__Directive__
Would it be possible to write out each entry below exactly, without the pictures?

__Given data__
━━━
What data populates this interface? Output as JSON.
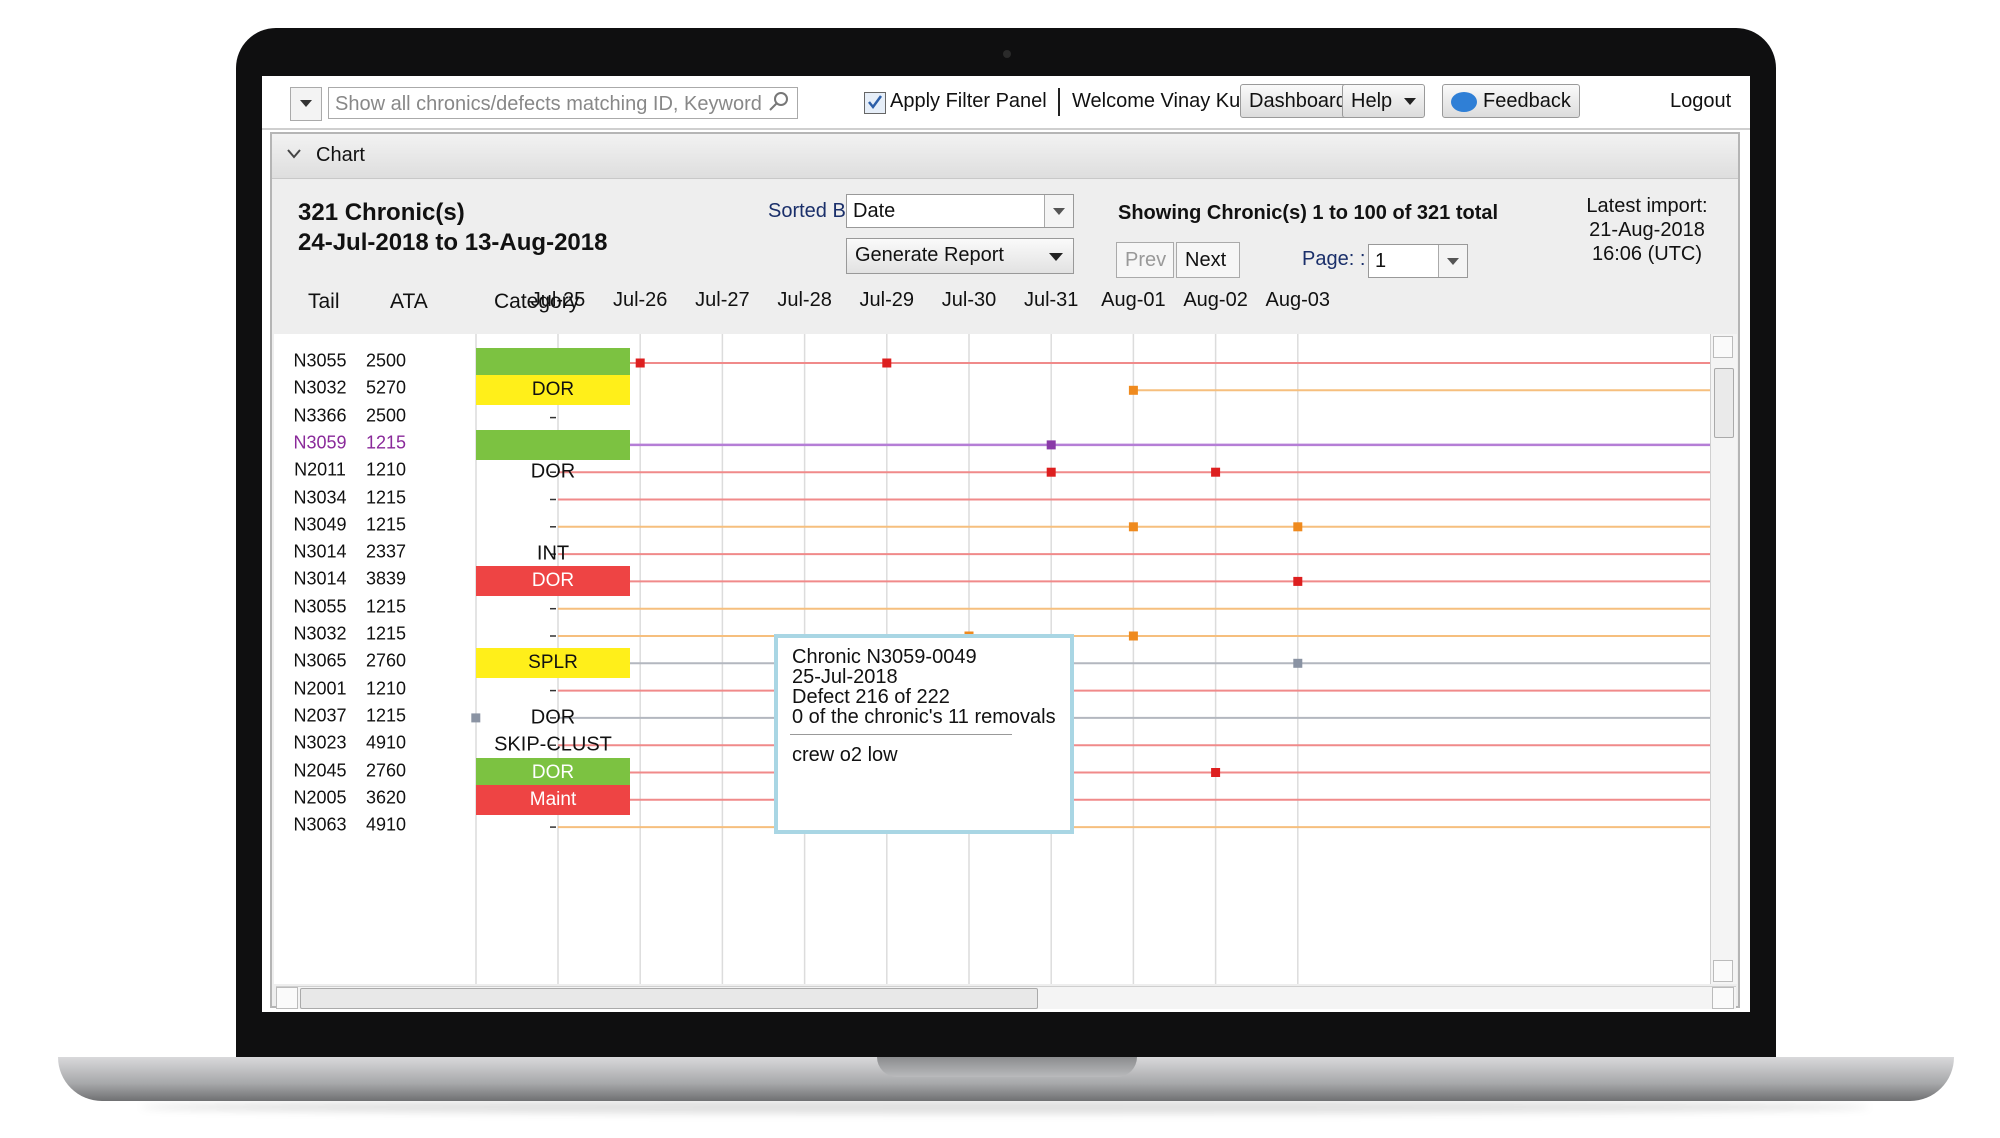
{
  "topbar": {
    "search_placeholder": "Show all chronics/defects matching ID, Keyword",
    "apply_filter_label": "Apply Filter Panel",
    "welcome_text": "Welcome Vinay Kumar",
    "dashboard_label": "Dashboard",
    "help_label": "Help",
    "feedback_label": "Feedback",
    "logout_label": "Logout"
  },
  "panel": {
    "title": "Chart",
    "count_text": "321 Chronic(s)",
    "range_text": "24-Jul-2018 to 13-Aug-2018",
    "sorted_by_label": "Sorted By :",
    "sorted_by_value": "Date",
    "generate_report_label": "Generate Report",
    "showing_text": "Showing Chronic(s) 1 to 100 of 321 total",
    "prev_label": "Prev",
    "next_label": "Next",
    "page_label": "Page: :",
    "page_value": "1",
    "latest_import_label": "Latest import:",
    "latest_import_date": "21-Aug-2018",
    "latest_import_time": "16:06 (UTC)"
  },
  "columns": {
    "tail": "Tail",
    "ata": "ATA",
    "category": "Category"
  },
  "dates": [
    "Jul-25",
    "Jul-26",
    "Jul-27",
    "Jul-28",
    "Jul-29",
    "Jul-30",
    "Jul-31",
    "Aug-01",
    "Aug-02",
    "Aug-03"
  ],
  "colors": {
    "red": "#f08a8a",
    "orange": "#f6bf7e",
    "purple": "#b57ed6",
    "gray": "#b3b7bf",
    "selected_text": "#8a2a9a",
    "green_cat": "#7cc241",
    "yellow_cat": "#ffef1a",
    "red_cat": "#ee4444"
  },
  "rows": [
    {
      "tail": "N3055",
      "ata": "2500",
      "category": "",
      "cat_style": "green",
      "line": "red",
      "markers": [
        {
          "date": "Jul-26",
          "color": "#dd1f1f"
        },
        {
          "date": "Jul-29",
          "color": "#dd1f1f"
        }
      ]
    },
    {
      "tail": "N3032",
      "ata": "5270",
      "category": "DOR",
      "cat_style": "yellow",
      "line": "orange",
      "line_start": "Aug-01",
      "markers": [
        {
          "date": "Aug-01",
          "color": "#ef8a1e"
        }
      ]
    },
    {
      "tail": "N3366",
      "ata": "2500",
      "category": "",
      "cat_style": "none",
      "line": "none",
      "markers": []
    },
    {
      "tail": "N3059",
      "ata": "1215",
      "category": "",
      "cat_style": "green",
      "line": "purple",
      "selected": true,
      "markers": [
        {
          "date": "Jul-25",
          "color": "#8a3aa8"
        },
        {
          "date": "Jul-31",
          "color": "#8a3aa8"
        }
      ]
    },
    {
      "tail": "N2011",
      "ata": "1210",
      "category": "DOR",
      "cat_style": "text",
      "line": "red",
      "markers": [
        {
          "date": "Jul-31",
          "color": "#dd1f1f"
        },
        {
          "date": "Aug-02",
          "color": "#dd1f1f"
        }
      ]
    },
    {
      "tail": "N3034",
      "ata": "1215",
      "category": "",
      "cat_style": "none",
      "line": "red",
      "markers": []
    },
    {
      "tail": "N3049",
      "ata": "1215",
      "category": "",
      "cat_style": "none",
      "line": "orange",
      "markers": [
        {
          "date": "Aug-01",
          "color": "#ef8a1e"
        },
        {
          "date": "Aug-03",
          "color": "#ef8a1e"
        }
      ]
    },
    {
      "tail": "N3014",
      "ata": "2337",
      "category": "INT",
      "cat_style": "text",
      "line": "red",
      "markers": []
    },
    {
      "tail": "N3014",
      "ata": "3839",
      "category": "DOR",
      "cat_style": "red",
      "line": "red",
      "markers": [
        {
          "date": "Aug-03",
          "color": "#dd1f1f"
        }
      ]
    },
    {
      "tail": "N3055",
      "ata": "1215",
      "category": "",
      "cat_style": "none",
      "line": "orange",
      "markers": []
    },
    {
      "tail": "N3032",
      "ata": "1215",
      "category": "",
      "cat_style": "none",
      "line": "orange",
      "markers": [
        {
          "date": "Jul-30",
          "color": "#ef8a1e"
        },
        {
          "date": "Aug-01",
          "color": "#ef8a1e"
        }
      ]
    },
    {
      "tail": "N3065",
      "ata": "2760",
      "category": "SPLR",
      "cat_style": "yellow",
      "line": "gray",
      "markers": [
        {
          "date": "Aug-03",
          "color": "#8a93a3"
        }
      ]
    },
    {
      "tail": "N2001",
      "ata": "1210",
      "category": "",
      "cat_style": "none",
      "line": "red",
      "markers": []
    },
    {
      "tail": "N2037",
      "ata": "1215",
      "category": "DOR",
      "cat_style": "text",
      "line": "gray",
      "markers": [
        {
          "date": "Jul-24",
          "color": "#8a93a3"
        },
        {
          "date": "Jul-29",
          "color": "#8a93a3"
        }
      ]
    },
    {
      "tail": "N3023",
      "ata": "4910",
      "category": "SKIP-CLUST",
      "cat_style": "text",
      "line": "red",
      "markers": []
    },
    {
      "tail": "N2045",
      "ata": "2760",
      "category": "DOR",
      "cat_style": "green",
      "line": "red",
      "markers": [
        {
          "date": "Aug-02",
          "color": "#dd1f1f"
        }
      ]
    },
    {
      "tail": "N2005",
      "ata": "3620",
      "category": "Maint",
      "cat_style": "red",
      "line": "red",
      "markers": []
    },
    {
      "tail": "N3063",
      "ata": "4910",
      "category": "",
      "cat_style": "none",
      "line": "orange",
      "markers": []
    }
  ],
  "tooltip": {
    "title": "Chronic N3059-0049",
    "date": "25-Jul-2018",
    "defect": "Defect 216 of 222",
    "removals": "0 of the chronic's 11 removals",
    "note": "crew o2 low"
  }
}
━━━
__Answer to this problem__
What data populates this interface? Output as JSON.
{
  "topbar": {
    "search_placeholder": "Show all chronics/defects matching ID, Keyword",
    "apply_filter_label": "Apply Filter Panel",
    "welcome_text": "Welcome Vinay Kumar",
    "dashboard_label": "Dashboard",
    "help_label": "Help",
    "feedback_label": "Feedback",
    "logout_label": "Logout"
  },
  "panel": {
    "title": "Chart",
    "count_text": "321 Chronic(s)",
    "range_text": "24-Jul-2018 to 13-Aug-2018",
    "sorted_by_label": "Sorted By :",
    "sorted_by_value": "Date",
    "generate_report_label": "Generate Report",
    "showing_text": "Showing Chronic(s) 1 to 100 of 321 total",
    "prev_label": "Prev",
    "next_label": "Next",
    "page_label": "Page: :",
    "page_value": "1",
    "latest_import_label": "Latest import:",
    "latest_import_date": "21-Aug-2018",
    "latest_import_time": "16:06 (UTC)"
  },
  "columns": {
    "tail": "Tail",
    "ata": "ATA",
    "category": "Category"
  },
  "dates": [
    "Jul-25",
    "Jul-26",
    "Jul-27",
    "Jul-28",
    "Jul-29",
    "Jul-30",
    "Jul-31",
    "Aug-01",
    "Aug-02",
    "Aug-03"
  ],
  "colors": {
    "red": "#f08a8a",
    "orange": "#f6bf7e",
    "purple": "#b57ed6",
    "gray": "#b3b7bf",
    "selected_text": "#8a2a9a",
    "green_cat": "#7cc241",
    "yellow_cat": "#ffef1a",
    "red_cat": "#ee4444"
  },
  "rows": [
    {
      "tail": "N3055",
      "ata": "2500",
      "category": "",
      "cat_style": "green",
      "line": "red",
      "markers": [
        {
          "date": "Jul-26",
          "color": "#dd1f1f"
        },
        {
          "date": "Jul-29",
          "color": "#dd1f1f"
        }
      ]
    },
    {
      "tail": "N3032",
      "ata": "5270",
      "category": "DOR",
      "cat_style": "yellow",
      "line": "orange",
      "line_start": "Aug-01",
      "markers": [
        {
          "date": "Aug-01",
          "color": "#ef8a1e"
        }
      ]
    },
    {
      "tail": "N3366",
      "ata": "2500",
      "category": "",
      "cat_style": "none",
      "line": "none",
      "markers": []
    },
    {
      "tail": "N3059",
      "ata": "1215",
      "category": "",
      "cat_style": "green",
      "line": "purple",
      "selected": true,
      "markers": [
        {
          "date": "Jul-25",
          "color": "#8a3aa8"
        },
        {
          "date": "Jul-31",
          "color": "#8a3aa8"
        }
      ]
    },
    {
      "tail": "N2011",
      "ata": "1210",
      "category": "DOR",
      "cat_style": "text",
      "line": "red",
      "markers": [
        {
          "date": "Jul-31",
          "color": "#dd1f1f"
        },
        {
          "date": "Aug-02",
          "color": "#dd1f1f"
        }
      ]
    },
    {
      "tail": "N3034",
      "ata": "1215",
      "category": "",
      "cat_style": "none",
      "line": "red",
      "markers": []
    },
    {
      "tail": "N3049",
      "ata": "1215",
      "category": "",
      "cat_style": "none",
      "line": "orange",
      "markers": [
        {
          "date": "Aug-01",
          "color": "#ef8a1e"
        },
        {
          "date": "Aug-03",
          "color": "#ef8a1e"
        }
      ]
    },
    {
      "tail": "N3014",
      "ata": "2337",
      "category": "INT",
      "cat_style": "text",
      "line": "red",
      "markers": []
    },
    {
      "tail": "N3014",
      "ata": "3839",
      "category": "DOR",
      "cat_style": "red",
      "line": "red",
      "markers": [
        {
          "date": "Aug-03",
          "color": "#dd1f1f"
        }
      ]
    },
    {
      "tail": "N3055",
      "ata": "1215",
      "category": "",
      "cat_style": "none",
      "line": "orange",
      "markers": []
    },
    {
      "tail": "N3032",
      "ata": "1215",
      "category": "",
      "cat_style": "none",
      "line": "orange",
      "markers": [
        {
          "date": "Jul-30",
          "color": "#ef8a1e"
        },
        {
          "date": "Aug-01",
          "color": "#ef8a1e"
        }
      ]
    },
    {
      "tail": "N3065",
      "ata": "2760",
      "category": "SPLR",
      "cat_style": "yellow",
      "line": "gray",
      "markers": [
        {
          "date": "Aug-03",
          "color": "#8a93a3"
        }
      ]
    },
    {
      "tail": "N2001",
      "ata": "1210",
      "category": "",
      "cat_style": "none",
      "line": "red",
      "markers": []
    },
    {
      "tail": "N2037",
      "ata": "1215",
      "category": "DOR",
      "cat_style": "text",
      "line": "gray",
      "markers": [
        {
          "date": "Jul-24",
          "color": "#8a93a3"
        },
        {
          "date": "Jul-29",
          "color": "#8a93a3"
        }
      ]
    },
    {
      "tail": "N3023",
      "ata": "4910",
      "category": "SKIP-CLUST",
      "cat_style": "text",
      "line": "red",
      "markers": []
    },
    {
      "tail": "N2045",
      "ata": "2760",
      "category": "DOR",
      "cat_style": "green",
      "line": "red",
      "markers": [
        {
          "date": "Aug-02",
          "color": "#dd1f1f"
        }
      ]
    },
    {
      "tail": "N2005",
      "ata": "3620",
      "category": "Maint",
      "cat_style": "red",
      "line": "red",
      "markers": []
    },
    {
      "tail": "N3063",
      "ata": "4910",
      "category": "",
      "cat_style": "none",
      "line": "orange",
      "markers": []
    }
  ],
  "tooltip": {
    "title": "Chronic N3059-0049",
    "date": "25-Jul-2018",
    "defect": "Defect 216 of 222",
    "removals": "0 of the chronic's 11 removals",
    "note": "crew o2 low"
  }
}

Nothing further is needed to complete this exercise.